Tasks to carry out —
(a) In the post about the Eclipse IDE, what is the name of the decent C/C++ editor that Eclipse now has?
(b) Shorten the paragraph of the post about the Eclipse IDE that begins "Although the JDK isn't governed" while keeping its main facts.
(c) Resume the post about the Eclipse IDE after its final sentence.

Saw the following while reading the latest Gnome Summary (discussion about the summary, here). HP from Red Hat wrote to GnomeDesktop.org: “The Eclipse IDE hasn’t gotten much attention in the GNOME world but is a promising IDE with a GTK 2 interface. It’s been making progress recently; they now have a decent C/C++ editor (the CDT) and the GTK 2 port works fairly well. See below for some screenshots and info on how to try out the Eclipse CDT.“
“As Eclipse uses GTK 2 rather than AWT or Swing, it is reasonably close to working with gcj and classpath, which would make Eclipse 100% free software; but currently it requires the proprietary JDK”
Although the JDK isn’t governed by an OSF approved OSSL (Open Source Software License), it *is* governed by the JCP. I know this doesn’t make it 100% free software – but the comment above really striked me as very fanatic. After all IBM did donate $40 mill. worth of software!

Information shown —
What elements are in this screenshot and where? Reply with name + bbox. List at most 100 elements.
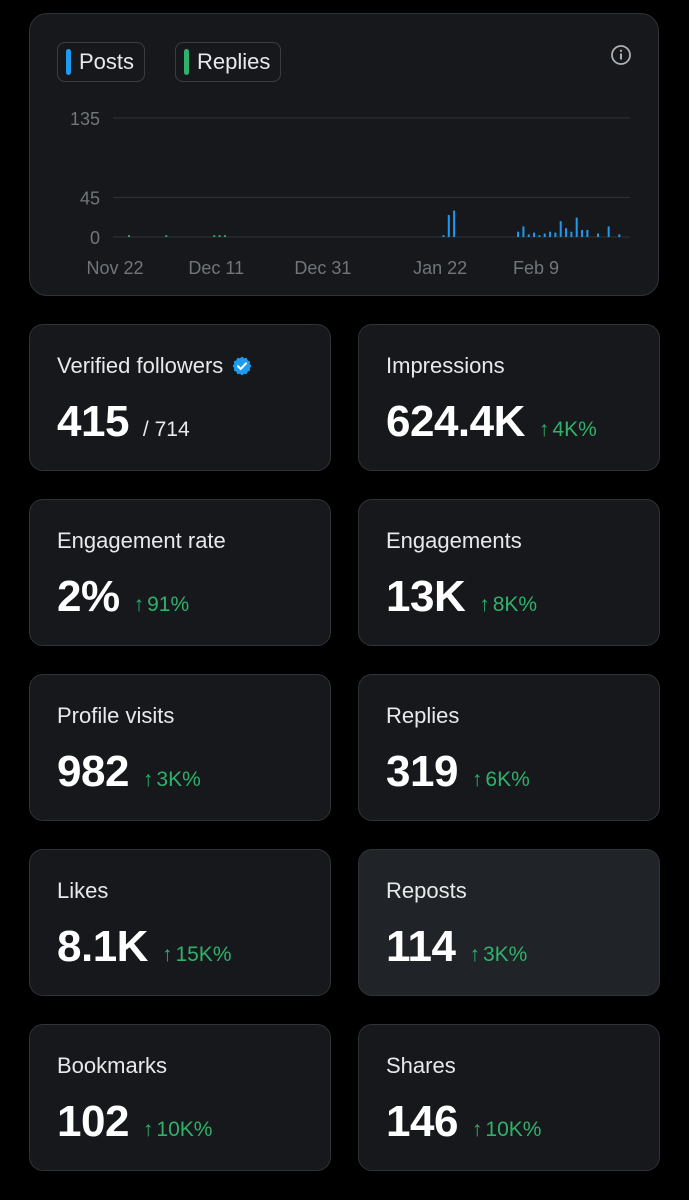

Solved tasks —
(a) The CDT.

(b) The JDK lacks an OSF-approved open source license but is governed by the JCP. That doesn't make it 100% free software, yet the quoted comment seemed very fanatic, since IBM donated $40 million worth of software.

(c)
Gotta love all those acronyms in this industry
I have to say that’s the best looking code editor I’ve seen for linux. Although will it allow me to do things using the keyboard and only the keyboard? I hope so.
It looks like Eclipse is NO NATIVE GNOME application, so why care ? because havoc said so ?
>> It looks like Eclipse is NO NATIVE GNOME application, so why care ? because havoc said so ?
No, not because Havoc said so but because Eclipse is for Linux what MS Visual Studio is for Windows..
The GTK2 interface is a bit slowish though atm and it looks like there are some GTK1 widgets being used (tree/listviews).
But apart from that it’s really an awesome IDE.. (I really like the diff and cvs tools, they absolutely rock!)
..that this site i osnews’ed
Eclipse has been using GTK 2.0 for ages now. I used it all summer long. It was very stable, and is an excellent IDE. Apart from some odd UI issues, it’s the best IDE I’ve used. (And yes, I used MS VS professionally for some time.) I’m not sure why this article was posted all of a sudden, but it’s great to see Eclipse getting more press. FWIW, the GTK version worked much better for me than the Motif one. More stable, more features, less ugly. 😉
is it better than anjuta/kdevelop?
>is it better than anjuta/kdevelop?
Yes.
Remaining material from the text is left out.